TASK DESCRIPTION
Locate every line in the records that contains the string "click", treating uppercase and lowercase letters as distinct, and copy each such line.

┌──

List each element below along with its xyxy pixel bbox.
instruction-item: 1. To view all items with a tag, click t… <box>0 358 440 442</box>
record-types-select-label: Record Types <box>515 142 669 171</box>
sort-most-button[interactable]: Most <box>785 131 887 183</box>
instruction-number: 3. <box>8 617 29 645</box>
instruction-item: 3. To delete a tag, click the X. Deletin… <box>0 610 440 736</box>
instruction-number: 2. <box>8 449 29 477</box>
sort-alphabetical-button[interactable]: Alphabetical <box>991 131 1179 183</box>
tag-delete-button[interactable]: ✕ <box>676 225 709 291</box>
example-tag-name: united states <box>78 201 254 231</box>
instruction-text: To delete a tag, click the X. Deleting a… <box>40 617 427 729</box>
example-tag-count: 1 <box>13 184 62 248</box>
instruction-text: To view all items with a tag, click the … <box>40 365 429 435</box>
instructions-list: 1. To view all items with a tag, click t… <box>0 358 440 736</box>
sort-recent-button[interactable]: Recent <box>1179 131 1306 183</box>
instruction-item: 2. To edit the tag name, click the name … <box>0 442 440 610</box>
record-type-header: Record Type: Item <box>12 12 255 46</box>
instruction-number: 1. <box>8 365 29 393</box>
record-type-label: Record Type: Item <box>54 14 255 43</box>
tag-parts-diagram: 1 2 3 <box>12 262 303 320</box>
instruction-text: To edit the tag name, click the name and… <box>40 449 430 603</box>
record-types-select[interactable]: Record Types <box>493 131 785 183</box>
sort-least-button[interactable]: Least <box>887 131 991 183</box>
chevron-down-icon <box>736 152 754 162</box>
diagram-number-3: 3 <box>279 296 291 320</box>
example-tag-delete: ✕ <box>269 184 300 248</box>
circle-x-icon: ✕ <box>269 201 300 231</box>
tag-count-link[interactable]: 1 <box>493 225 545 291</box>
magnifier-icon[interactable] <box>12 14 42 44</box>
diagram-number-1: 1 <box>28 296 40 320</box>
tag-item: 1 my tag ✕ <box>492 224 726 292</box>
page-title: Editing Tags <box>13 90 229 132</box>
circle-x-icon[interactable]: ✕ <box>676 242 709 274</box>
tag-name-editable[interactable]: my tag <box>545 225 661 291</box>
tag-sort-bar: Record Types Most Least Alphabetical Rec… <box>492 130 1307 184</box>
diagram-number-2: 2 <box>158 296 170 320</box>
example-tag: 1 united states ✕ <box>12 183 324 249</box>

└──

ANSWER TO THE PROBLEM
instruction-item: 1. To view all items with a tag, click t… <box>0 358 440 442</box>
instruction-item: 3. To delete a tag, click the X. Deletin… <box>0 610 440 736</box>
instruction-text: To delete a tag, click the X. Deleting a… <box>40 617 427 729</box>
instruction-text: To view all items with a tag, click the … <box>40 365 429 435</box>
instructions-list: 1. To view all items with a tag, click t… <box>0 358 440 736</box>
instruction-item: 2. To edit the tag name, click the name … <box>0 442 440 610</box>
instruction-text: To edit the tag name, click the name and… <box>40 449 430 603</box>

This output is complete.